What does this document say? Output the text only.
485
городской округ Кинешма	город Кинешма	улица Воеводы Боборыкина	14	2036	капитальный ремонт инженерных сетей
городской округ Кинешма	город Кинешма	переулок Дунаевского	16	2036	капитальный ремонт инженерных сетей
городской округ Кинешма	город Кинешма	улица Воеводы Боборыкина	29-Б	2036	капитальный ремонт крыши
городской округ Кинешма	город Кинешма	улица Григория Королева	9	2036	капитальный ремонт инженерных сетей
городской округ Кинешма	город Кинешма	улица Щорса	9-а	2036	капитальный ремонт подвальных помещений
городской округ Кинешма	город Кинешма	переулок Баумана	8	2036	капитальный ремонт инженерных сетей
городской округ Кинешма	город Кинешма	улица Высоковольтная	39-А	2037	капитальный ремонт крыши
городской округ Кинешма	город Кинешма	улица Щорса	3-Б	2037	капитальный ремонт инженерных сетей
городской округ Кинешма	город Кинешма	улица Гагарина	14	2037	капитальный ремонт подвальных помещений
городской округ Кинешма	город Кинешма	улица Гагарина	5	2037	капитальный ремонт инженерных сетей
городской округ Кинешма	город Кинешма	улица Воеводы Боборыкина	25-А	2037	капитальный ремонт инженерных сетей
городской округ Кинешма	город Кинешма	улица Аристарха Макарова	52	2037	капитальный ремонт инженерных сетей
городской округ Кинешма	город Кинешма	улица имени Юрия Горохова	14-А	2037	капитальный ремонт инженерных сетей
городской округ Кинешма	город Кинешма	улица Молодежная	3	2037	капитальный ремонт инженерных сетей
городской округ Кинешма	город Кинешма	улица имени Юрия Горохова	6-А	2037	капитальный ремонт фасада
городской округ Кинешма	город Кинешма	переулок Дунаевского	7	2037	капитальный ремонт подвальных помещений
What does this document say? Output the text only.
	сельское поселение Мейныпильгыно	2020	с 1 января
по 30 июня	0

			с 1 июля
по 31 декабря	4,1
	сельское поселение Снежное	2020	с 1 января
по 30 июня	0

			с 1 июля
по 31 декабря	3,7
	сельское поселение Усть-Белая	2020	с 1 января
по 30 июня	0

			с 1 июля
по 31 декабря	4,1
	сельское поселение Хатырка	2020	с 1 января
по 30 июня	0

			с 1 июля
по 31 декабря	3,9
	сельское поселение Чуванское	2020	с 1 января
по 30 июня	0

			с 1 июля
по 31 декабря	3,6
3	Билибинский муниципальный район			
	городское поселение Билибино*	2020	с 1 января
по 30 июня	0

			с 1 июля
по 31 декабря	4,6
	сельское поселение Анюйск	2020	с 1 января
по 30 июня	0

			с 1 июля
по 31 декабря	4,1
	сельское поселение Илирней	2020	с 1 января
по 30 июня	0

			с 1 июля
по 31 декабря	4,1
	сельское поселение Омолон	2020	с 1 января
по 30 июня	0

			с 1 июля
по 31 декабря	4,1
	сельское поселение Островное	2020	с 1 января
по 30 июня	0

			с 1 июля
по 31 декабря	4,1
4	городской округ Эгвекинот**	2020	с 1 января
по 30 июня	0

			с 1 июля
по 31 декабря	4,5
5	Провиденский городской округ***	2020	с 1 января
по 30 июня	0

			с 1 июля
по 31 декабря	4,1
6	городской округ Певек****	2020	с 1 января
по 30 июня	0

=======

Exercise aim ▸ From the records above, pull out every line containing the word "Юрия".

Correct result ▸
городской округ Кинешма	город Кинешма	улица имени Юрия Горохова	14-А	2037	капитальный ремонт инженерных сетей
городской округ Кинешма	город Кинешма	улица имени Юрия Горохова	6-А	2037	капитальный ремонт фасада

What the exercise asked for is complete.